■ Objective: Which lines in the records below contain the word "name"? Copy each one out.

[Saved entries]

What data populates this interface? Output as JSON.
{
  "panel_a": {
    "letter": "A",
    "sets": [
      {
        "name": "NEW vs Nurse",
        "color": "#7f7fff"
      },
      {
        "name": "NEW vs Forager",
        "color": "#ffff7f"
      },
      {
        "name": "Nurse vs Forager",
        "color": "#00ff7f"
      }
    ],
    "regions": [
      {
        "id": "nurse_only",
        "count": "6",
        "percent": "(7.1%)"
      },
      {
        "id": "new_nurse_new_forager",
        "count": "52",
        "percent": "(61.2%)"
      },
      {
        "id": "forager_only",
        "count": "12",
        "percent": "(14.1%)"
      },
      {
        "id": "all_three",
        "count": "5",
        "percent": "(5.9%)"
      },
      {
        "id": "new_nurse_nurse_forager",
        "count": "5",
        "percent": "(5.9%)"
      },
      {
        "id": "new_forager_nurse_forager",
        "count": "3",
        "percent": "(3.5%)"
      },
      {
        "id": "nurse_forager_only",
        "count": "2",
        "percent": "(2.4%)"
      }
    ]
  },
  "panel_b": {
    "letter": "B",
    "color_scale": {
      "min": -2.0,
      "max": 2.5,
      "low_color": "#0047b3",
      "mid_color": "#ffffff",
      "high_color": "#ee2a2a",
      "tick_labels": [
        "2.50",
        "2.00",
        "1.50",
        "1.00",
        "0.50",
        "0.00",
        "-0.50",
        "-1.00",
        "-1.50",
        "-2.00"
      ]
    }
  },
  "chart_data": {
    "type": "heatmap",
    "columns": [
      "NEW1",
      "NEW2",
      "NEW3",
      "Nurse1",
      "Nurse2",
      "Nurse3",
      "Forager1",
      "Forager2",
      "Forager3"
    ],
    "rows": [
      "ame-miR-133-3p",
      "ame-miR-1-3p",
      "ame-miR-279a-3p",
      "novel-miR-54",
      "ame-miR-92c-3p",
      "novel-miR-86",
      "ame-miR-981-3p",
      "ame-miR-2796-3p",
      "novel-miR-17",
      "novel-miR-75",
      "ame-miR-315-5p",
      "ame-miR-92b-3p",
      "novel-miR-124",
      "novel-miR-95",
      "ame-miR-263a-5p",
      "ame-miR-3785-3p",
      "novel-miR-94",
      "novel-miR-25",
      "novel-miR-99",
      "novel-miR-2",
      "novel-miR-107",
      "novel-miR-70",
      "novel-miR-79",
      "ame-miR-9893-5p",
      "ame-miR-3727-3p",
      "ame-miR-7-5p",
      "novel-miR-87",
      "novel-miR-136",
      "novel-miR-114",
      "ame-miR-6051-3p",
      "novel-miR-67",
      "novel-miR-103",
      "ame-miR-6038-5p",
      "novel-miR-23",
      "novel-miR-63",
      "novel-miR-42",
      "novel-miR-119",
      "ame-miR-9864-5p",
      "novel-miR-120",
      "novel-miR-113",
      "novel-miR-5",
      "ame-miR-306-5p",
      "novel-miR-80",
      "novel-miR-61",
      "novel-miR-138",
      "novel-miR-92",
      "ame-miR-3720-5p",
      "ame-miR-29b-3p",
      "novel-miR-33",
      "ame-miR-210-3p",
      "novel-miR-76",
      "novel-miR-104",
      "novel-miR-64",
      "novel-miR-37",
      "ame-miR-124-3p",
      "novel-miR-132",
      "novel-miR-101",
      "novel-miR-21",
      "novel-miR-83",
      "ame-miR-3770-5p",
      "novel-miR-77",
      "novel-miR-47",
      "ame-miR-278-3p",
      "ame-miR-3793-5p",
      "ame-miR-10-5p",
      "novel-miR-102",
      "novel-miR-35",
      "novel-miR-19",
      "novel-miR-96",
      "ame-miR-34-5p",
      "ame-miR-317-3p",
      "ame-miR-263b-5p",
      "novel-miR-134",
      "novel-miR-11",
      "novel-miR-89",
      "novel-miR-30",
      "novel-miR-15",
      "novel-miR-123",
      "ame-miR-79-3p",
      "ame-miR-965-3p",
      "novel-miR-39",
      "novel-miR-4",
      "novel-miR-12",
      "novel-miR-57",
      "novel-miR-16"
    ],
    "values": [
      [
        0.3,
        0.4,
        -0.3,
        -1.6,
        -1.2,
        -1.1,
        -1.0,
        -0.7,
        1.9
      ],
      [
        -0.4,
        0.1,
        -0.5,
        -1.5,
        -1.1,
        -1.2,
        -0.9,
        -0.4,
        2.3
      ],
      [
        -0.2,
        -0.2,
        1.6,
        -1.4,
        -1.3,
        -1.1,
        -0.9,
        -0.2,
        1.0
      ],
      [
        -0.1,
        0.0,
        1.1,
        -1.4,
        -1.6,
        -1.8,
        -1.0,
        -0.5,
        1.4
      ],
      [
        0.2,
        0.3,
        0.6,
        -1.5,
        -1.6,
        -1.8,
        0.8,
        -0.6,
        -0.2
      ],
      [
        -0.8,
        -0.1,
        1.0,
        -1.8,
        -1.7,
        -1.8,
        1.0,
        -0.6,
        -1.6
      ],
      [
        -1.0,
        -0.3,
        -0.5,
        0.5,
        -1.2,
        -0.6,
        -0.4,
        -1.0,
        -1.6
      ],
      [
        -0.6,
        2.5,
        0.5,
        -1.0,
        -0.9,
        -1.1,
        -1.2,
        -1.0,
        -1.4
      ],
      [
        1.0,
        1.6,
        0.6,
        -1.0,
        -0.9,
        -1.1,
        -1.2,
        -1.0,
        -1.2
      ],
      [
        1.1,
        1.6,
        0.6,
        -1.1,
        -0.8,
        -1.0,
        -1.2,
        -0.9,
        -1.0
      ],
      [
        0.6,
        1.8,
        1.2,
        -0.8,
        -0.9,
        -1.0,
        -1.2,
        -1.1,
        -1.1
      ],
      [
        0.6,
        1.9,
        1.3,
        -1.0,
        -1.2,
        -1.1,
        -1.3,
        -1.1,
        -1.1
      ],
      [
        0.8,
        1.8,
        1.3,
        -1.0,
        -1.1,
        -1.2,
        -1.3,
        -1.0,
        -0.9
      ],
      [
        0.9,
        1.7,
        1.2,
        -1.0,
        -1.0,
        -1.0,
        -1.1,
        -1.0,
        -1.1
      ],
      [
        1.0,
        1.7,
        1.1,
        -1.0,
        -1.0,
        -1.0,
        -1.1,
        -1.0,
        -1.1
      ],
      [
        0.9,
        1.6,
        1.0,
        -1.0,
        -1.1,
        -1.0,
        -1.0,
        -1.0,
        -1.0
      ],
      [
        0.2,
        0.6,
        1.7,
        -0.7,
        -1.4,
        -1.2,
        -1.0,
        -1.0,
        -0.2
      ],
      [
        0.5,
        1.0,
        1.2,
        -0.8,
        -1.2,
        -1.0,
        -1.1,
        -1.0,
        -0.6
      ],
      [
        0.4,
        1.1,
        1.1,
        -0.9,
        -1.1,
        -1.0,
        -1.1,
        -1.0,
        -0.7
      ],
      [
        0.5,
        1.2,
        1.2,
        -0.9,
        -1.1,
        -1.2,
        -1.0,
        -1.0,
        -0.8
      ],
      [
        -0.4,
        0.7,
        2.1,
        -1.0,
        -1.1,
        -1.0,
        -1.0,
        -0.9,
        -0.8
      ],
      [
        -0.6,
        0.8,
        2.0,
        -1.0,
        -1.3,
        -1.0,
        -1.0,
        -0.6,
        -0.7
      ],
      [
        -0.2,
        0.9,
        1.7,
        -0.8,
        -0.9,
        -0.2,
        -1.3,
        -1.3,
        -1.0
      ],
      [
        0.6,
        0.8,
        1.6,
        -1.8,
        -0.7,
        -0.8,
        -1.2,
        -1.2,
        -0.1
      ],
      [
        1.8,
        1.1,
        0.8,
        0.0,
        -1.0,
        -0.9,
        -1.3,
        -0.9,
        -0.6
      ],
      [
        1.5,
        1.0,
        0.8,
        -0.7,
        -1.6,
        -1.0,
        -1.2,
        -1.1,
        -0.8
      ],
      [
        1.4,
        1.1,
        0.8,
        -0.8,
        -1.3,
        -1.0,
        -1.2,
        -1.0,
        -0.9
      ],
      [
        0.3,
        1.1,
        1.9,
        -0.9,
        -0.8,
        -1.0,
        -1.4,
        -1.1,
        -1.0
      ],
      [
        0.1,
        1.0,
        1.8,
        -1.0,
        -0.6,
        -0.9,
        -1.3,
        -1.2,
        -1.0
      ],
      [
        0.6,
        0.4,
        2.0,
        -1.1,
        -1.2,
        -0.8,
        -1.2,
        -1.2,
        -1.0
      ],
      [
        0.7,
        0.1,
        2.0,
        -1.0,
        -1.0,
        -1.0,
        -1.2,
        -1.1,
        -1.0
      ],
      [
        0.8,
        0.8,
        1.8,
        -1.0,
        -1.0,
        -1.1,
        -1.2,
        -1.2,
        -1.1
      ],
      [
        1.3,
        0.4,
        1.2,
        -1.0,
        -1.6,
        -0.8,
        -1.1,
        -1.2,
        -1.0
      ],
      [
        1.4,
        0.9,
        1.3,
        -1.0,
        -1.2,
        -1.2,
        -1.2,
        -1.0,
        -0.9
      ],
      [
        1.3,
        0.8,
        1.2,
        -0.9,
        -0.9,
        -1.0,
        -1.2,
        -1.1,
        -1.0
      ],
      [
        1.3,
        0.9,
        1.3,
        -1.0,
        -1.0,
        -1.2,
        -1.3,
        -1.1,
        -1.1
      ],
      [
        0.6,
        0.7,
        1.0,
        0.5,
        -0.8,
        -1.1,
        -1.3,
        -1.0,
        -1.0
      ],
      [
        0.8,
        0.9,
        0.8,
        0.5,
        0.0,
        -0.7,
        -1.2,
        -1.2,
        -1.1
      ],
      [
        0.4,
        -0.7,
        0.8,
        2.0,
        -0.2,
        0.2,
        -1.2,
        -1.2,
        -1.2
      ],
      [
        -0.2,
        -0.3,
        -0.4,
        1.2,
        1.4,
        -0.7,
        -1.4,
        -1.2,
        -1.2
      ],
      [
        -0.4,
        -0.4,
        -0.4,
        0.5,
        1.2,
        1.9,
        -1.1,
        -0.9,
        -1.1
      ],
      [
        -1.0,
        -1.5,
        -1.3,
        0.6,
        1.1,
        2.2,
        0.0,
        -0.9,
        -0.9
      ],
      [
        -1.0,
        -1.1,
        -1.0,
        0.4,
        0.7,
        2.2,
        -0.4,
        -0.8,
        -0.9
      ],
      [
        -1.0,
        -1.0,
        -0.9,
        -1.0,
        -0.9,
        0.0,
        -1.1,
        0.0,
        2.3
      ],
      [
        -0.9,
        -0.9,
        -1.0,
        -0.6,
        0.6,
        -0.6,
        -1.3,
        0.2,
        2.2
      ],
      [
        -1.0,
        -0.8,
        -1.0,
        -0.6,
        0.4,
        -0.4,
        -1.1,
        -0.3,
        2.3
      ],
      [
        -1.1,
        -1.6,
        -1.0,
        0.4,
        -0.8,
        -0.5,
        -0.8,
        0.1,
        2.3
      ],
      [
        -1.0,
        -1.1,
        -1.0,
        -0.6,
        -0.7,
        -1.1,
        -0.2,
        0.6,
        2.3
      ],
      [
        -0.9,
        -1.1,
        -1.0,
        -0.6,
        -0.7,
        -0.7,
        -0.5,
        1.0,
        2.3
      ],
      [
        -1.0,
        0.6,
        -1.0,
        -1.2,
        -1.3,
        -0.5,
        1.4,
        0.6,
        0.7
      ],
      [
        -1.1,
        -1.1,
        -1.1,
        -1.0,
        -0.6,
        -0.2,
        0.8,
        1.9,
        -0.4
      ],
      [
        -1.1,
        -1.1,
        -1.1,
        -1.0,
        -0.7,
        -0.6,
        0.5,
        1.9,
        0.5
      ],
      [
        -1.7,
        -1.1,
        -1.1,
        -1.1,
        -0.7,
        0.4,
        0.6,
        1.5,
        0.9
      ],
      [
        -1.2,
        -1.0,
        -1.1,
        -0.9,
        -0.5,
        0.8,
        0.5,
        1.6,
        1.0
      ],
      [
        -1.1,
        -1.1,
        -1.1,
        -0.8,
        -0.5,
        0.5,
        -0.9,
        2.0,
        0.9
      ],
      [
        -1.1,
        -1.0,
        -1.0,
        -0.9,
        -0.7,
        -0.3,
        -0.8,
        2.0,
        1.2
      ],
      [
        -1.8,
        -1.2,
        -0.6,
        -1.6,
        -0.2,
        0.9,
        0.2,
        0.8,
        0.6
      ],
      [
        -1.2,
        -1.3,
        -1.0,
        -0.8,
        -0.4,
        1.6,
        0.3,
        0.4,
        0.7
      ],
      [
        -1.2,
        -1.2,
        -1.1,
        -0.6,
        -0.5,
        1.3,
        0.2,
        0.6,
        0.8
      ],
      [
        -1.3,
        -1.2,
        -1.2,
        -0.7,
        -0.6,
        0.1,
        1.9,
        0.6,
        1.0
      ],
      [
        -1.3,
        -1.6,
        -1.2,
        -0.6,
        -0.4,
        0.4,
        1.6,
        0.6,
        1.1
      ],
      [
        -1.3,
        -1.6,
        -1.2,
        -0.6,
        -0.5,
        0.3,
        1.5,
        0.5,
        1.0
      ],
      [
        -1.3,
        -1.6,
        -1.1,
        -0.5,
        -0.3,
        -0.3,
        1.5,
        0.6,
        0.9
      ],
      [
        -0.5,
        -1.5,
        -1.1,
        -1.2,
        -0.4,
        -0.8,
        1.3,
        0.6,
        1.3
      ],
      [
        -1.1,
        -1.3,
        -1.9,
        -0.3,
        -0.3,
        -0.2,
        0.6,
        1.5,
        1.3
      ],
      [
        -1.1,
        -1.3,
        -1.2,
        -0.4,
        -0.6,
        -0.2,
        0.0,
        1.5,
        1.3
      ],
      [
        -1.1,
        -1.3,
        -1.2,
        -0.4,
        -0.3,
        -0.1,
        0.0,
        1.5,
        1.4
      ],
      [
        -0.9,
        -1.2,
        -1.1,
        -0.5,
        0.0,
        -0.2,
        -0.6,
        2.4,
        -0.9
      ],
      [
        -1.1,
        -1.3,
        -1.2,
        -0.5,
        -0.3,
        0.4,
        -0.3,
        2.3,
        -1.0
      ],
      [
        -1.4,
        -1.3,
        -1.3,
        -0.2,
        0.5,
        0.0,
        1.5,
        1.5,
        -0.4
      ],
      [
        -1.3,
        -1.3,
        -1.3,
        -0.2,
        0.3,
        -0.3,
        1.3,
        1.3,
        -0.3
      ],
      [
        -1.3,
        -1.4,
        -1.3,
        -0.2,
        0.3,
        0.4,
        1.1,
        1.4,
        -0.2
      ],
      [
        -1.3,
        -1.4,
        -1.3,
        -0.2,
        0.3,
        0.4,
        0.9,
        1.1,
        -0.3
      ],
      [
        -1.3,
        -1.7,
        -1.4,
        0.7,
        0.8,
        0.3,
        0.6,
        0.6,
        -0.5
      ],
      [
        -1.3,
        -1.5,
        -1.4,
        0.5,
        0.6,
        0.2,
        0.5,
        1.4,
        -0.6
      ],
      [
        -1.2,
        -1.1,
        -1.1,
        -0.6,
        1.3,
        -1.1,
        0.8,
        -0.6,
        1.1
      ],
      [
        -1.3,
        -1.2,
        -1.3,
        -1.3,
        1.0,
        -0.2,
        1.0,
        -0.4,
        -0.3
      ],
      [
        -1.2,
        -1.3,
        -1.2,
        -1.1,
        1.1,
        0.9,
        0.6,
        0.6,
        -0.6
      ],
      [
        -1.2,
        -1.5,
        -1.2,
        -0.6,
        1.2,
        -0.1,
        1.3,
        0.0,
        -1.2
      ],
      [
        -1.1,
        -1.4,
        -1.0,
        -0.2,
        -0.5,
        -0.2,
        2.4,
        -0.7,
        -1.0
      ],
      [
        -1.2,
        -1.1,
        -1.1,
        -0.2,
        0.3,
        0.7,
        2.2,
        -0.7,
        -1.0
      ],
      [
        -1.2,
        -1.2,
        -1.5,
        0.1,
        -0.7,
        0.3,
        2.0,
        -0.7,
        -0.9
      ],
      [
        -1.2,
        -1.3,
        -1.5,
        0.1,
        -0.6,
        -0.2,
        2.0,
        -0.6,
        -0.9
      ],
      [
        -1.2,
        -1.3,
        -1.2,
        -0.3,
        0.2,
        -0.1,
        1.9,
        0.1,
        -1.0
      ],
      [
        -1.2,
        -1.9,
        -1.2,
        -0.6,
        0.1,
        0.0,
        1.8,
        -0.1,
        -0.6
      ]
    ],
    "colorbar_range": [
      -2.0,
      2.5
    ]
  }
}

■ Task solution:
        "name": "NEW vs Nurse",
        "name": "NEW vs Forager",
        "name": "Nurse vs Forager",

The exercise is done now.